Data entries
= = = =
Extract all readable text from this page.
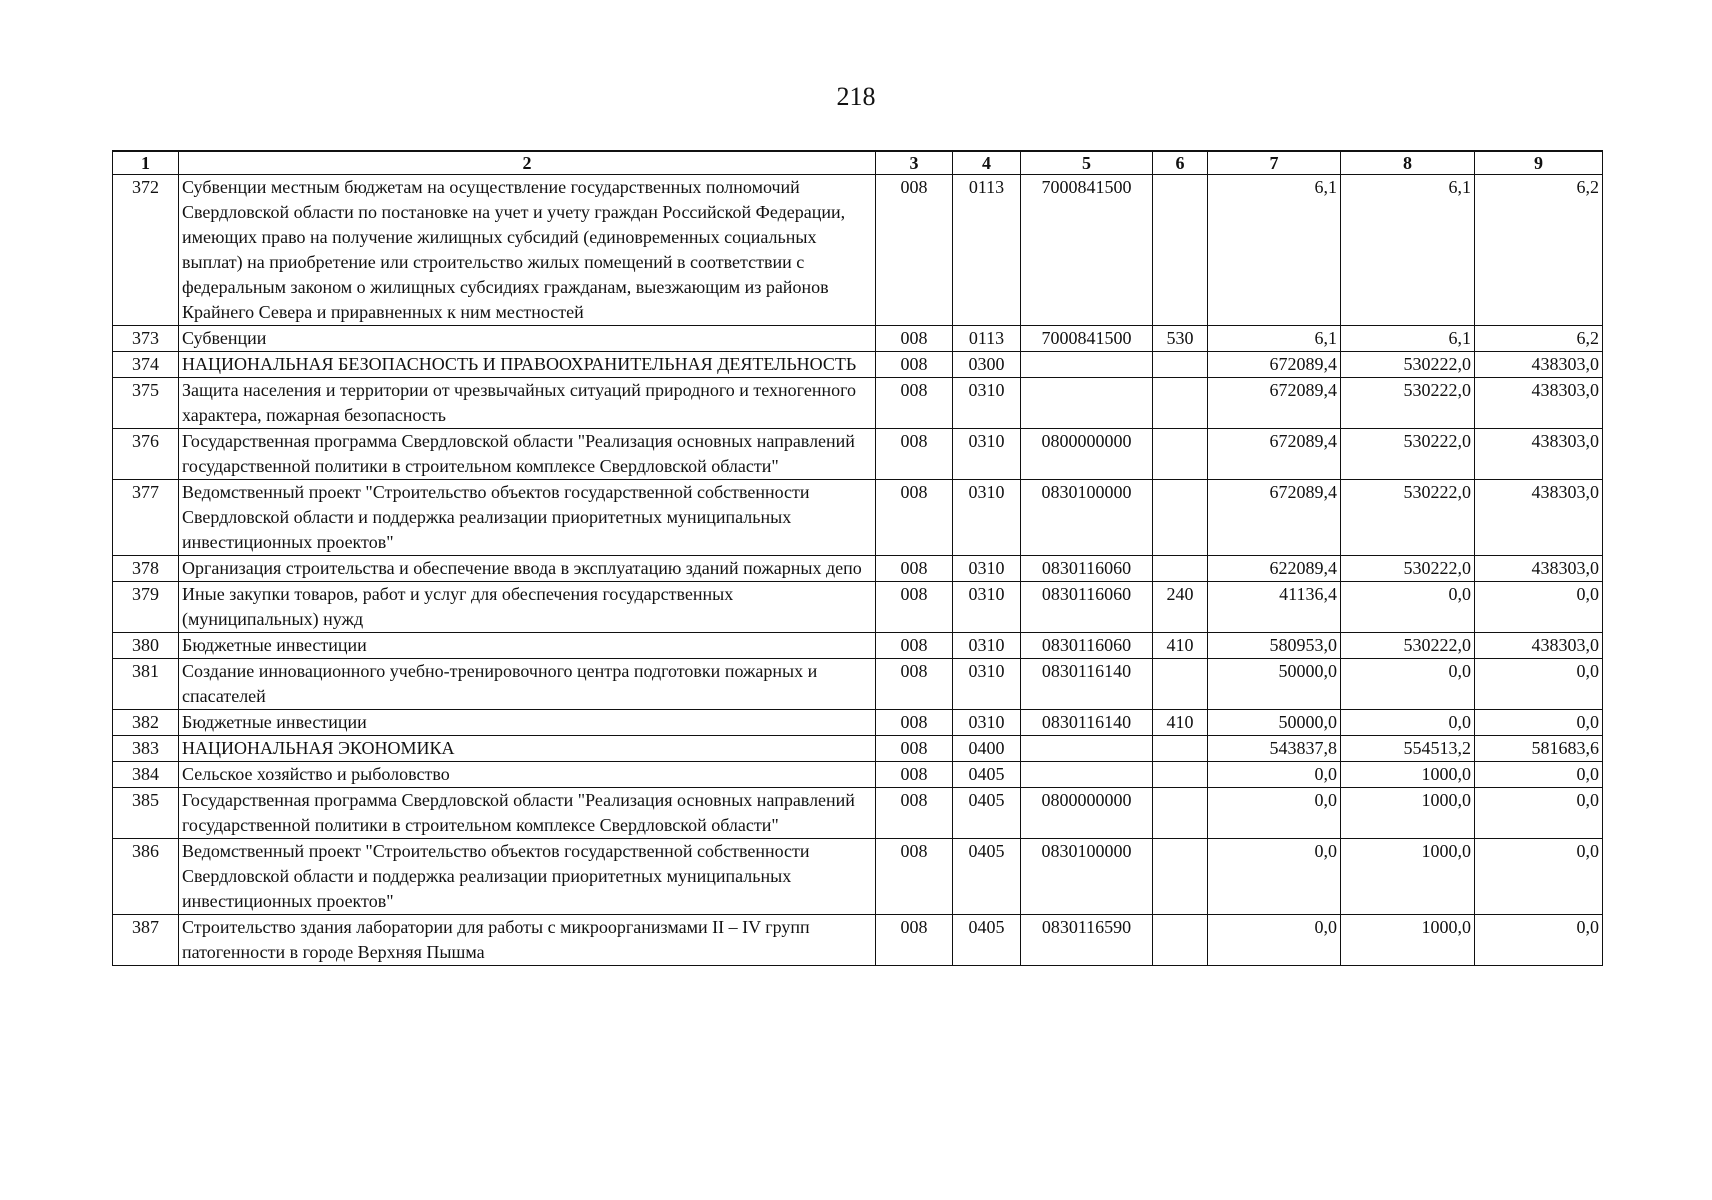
218
1	2	3	4	5	6	7	8	9
372	Субвенции местным бюджетам на осуществление государственных полномочий Свердловской области по постановке на учет и учету граждан Российской Федерации, имеющих право на получение жилищных субсидий (единовременных социальных выплат) на приобретение или строительство жилых помещений в соответствии с федеральным законом о жилищных субсидиях гражданам, выезжающим из районов Крайнего Севера и приравненных к ним местностей	008	0113	7000841500		6,1	6,1	6,2
373	Субвенции	008	0113	7000841500	530	6,1	6,1	6,2
374	НАЦИОНАЛЬНАЯ БЕЗОПАСНОСТЬ И ПРАВООХРАНИТЕЛЬНАЯ ДЕЯТЕЛЬНОСТЬ	008	0300			672089,4	530222,0	438303,0
375	Защита населения и территории от чрезвычайных ситуаций природного и техногенного характера, пожарная безопасность	008	0310			672089,4	530222,0	438303,0
376	Государственная программа Свердловской области "Реализация основных направлений государственной политики в строительном комплексе Свердловской области"	008	0310	0800000000		672089,4	530222,0	438303,0
377	Ведомственный проект "Строительство объектов государственной собственности Свердловской области и поддержка реализации приоритетных муниципальных инвестиционных проектов"	008	0310	0830100000		672089,4	530222,0	438303,0
378	Организация строительства и обеспечение ввода в эксплуатацию зданий пожарных депо	008	0310	0830116060		622089,4	530222,0	438303,0
379	Иные закупки товаров, работ и услуг для обеспечения государственных (муниципальных) нужд	008	0310	0830116060	240	41136,4	0,0	0,0
380	Бюджетные инвестиции	008	0310	0830116060	410	580953,0	530222,0	438303,0
381	Создание инновационного учебно-тренировочного центра подготовки пожарных и спасателей	008	0310	0830116140		50000,0	0,0	0,0
382	Бюджетные инвестиции	008	0310	0830116140	410	50000,0	0,0	0,0
383	НАЦИОНАЛЬНАЯ ЭКОНОМИКА	008	0400			543837,8	554513,2	581683,6
384	Сельское хозяйство и рыболовство	008	0405			0,0	1000,0	0,0
385	Государственная программа Свердловской области "Реализация основных направлений государственной политики в строительном комплексе Свердловской области"	008	0405	0800000000		0,0	1000,0	0,0
386	Ведомственный проект "Строительство объектов государственной собственности Свердловской области и поддержка реализации приоритетных муниципальных инвестиционных проектов"	008	0405	0830100000		0,0	1000,0	0,0
387	Строительство здания лаборатории для работы с микроорганизмами II – IV групп патогенности в городе Верхняя Пышма	008	0405	0830116590		0,0	1000,0	0,0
= = = =
TASK OBJECTIVE
Leave out the pictures and print every line of the data exactly.

RESPONSE
Extract all readable text from this page.
218
1	2	3	4	5	6	7	8	9
372	Субвенции местным бюджетам на осуществление государственных полномочий Свердловской области по постановке на учет и учету граждан Российской Федерации, имеющих право на получение жилищных субсидий (единовременных социальных выплат) на приобретение или строительство жилых помещений в соответствии с федеральным законом о жилищных субсидиях гражданам, выезжающим из районов Крайнего Севера и приравненных к ним местностей	008	0113	7000841500		6,1	6,1	6,2
373	Субвенции	008	0113	7000841500	530	6,1	6,1	6,2
374	НАЦИОНАЛЬНАЯ БЕЗОПАСНОСТЬ И ПРАВООХРАНИТЕЛЬНАЯ ДЕЯТЕЛЬНОСТЬ	008	0300			672089,4	530222,0	438303,0
375	Защита населения и территории от чрезвычайных ситуаций природного и техногенного характера, пожарная безопасность	008	0310			672089,4	530222,0	438303,0
376	Государственная программа Свердловской области "Реализация основных направлений государственной политики в строительном комплексе Свердловской области"	008	0310	0800000000		672089,4	530222,0	438303,0
377	Ведомственный проект "Строительство объектов государственной собственности Свердловской области и поддержка реализации приоритетных муниципальных инвестиционных проектов"	008	0310	0830100000		672089,4	530222,0	438303,0
378	Организация строительства и обеспечение ввода в эксплуатацию зданий пожарных депо	008	0310	0830116060		622089,4	530222,0	438303,0
379	Иные закупки товаров, работ и услуг для обеспечения государственных (муниципальных) нужд	008	0310	0830116060	240	41136,4	0,0	0,0
380	Бюджетные инвестиции	008	0310	0830116060	410	580953,0	530222,0	438303,0
381	Создание инновационного учебно-тренировочного центра подготовки пожарных и спасателей	008	0310	0830116140		50000,0	0,0	0,0
382	Бюджетные инвестиции	008	0310	0830116140	410	50000,0	0,0	0,0
383	НАЦИОНАЛЬНАЯ ЭКОНОМИКА	008	0400			543837,8	554513,2	581683,6
384	Сельское хозяйство и рыболовство	008	0405			0,0	1000,0	0,0
385	Государственная программа Свердловской области "Реализация основных направлений государственной политики в строительном комплексе Свердловской области"	008	0405	0800000000		0,0	1000,0	0,0
386	Ведомственный проект "Строительство объектов государственной собственности Свердловской области и поддержка реализации приоритетных муниципальных инвестиционных проектов"	008	0405	0830100000		0,0	1000,0	0,0
387	Строительство здания лаборатории для работы с микроорганизмами II – IV групп патогенности в городе Верхняя Пышма	008	0405	0830116590		0,0	1000,0	0,0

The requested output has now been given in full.